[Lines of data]
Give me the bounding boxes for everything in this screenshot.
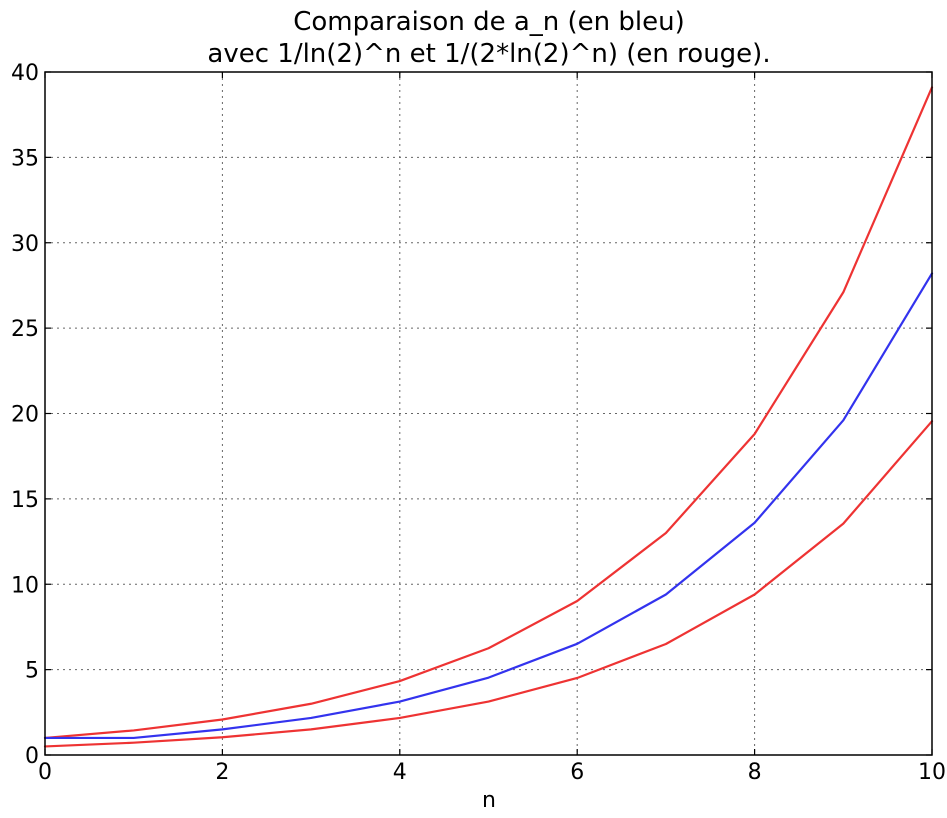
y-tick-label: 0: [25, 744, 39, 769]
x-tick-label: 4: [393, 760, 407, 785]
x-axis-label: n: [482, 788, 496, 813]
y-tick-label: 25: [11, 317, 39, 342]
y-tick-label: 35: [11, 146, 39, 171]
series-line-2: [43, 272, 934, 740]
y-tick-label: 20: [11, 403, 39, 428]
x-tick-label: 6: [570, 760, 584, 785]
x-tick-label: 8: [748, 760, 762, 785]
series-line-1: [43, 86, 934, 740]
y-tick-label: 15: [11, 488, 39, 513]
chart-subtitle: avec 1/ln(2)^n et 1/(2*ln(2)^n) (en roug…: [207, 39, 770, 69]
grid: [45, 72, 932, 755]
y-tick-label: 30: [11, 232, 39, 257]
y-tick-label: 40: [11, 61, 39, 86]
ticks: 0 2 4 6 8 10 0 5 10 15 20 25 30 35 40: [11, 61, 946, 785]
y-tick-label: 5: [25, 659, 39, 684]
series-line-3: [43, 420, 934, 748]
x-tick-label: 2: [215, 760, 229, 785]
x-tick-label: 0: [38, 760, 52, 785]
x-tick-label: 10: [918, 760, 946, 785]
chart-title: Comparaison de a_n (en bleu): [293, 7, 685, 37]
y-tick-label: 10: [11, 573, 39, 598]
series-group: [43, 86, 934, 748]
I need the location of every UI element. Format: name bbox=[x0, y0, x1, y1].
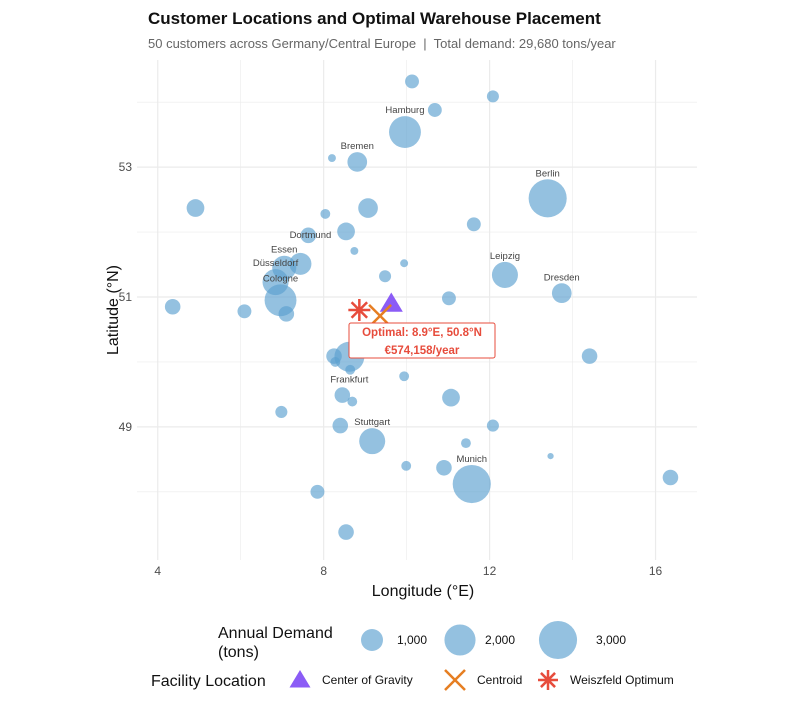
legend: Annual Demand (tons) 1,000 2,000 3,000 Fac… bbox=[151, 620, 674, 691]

> **THE REQUEST**
Copy out all of the rows above word for word, leaving out the pictures.

> **ANSWER FOR THIS EXERCISE**
Give me the bounding boxes for everything in this screenshot.
y-tick-label: 0: [25, 744, 39, 769]
x-tick-label: 4: [393, 760, 407, 785]
x-axis-label: n: [482, 788, 496, 813]
y-tick-label: 25: [11, 317, 39, 342]
y-tick-label: 35: [11, 146, 39, 171]
series-line-2: [43, 272, 934, 740]
y-tick-label: 20: [11, 403, 39, 428]
x-tick-label: 6: [570, 760, 584, 785]
x-tick-label: 8: [748, 760, 762, 785]
series-line-1: [43, 86, 934, 740]
y-tick-label: 15: [11, 488, 39, 513]
chart-subtitle: avec 1/ln(2)^n et 1/(2*ln(2)^n) (en roug…: [207, 39, 770, 69]
grid: [45, 72, 932, 755]
y-tick-label: 30: [11, 232, 39, 257]
y-tick-label: 40: [11, 61, 39, 86]
ticks: 0 2 4 6 8 10 0 5 10 15 20 25 30 35 40: [11, 61, 946, 785]
y-tick-label: 5: [25, 659, 39, 684]
series-line-3: [43, 420, 934, 748]
x-tick-label: 2: [215, 760, 229, 785]
x-tick-label: 0: [38, 760, 52, 785]
x-tick-label: 10: [918, 760, 946, 785]
chart-title: Comparaison de a_n (en bleu): [293, 7, 685, 37]
y-tick-label: 10: [11, 573, 39, 598]
series-group: [43, 86, 934, 748]
I need the location of every UI element. Format: name bbox=[x0, y0, x1, y1].
legend: Annual Demand (tons) 1,000 2,000 3,000 Fac… bbox=[151, 620, 674, 691]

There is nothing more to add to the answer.